DATASET ENTRIES ->
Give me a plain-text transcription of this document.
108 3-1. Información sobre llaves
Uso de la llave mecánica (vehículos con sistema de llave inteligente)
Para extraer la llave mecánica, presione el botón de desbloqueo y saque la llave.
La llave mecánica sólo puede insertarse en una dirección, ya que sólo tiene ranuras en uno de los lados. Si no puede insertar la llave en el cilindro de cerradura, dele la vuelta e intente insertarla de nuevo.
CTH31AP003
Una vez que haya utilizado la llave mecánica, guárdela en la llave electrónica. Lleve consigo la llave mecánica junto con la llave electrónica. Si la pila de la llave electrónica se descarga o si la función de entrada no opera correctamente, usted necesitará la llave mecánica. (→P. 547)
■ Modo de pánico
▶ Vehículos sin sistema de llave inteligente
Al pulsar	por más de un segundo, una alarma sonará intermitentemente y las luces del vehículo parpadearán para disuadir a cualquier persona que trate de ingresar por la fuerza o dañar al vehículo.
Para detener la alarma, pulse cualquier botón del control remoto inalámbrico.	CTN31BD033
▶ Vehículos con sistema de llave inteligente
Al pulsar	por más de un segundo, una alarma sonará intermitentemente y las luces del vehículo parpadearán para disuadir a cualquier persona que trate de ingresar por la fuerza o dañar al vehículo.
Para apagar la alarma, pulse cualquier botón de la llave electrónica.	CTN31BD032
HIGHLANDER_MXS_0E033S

TASK PROMPT -> Restate each of the entries above verbatim.

WRITTEN ANSWER ->
Give me a plain-text transcription of this document.
108 3-1. Información sobre llaves
Uso de la llave mecánica (vehículos con sistema de llave inteligente)
Para extraer la llave mecánica, presione el botón de desbloqueo y saque la llave.
La llave mecánica sólo puede insertarse en una dirección, ya que sólo tiene ranuras en uno de los lados. Si no puede insertar la llave en el cilindro de cerradura, dele la vuelta e intente insertarla de nuevo.
CTH31AP003
Una vez que haya utilizado la llave mecánica, guárdela en la llave electrónica. Lleve consigo la llave mecánica junto con la llave electrónica. Si la pila de la llave electrónica se descarga o si la función de entrada no opera correctamente, usted necesitará la llave mecánica. (→P. 547)
■ Modo de pánico
▶ Vehículos sin sistema de llave inteligente
Al pulsar	por más de un segundo, una alarma sonará intermitentemente y las luces del vehículo parpadearán para disuadir a cualquier persona que trate de ingresar por la fuerza o dañar al vehículo.
Para detener la alarma, pulse cualquier botón del control remoto inalámbrico.	CTN31BD033
▶ Vehículos con sistema de llave inteligente
Al pulsar	por más de un segundo, una alarma sonará intermitentemente y las luces del vehículo parpadearán para disuadir a cualquier persona que trate de ingresar por la fuerza o dañar al vehículo.
Para apagar la alarma, pulse cualquier botón de la llave electrónica.	CTN31BD032
HIGHLANDER_MXS_0E033S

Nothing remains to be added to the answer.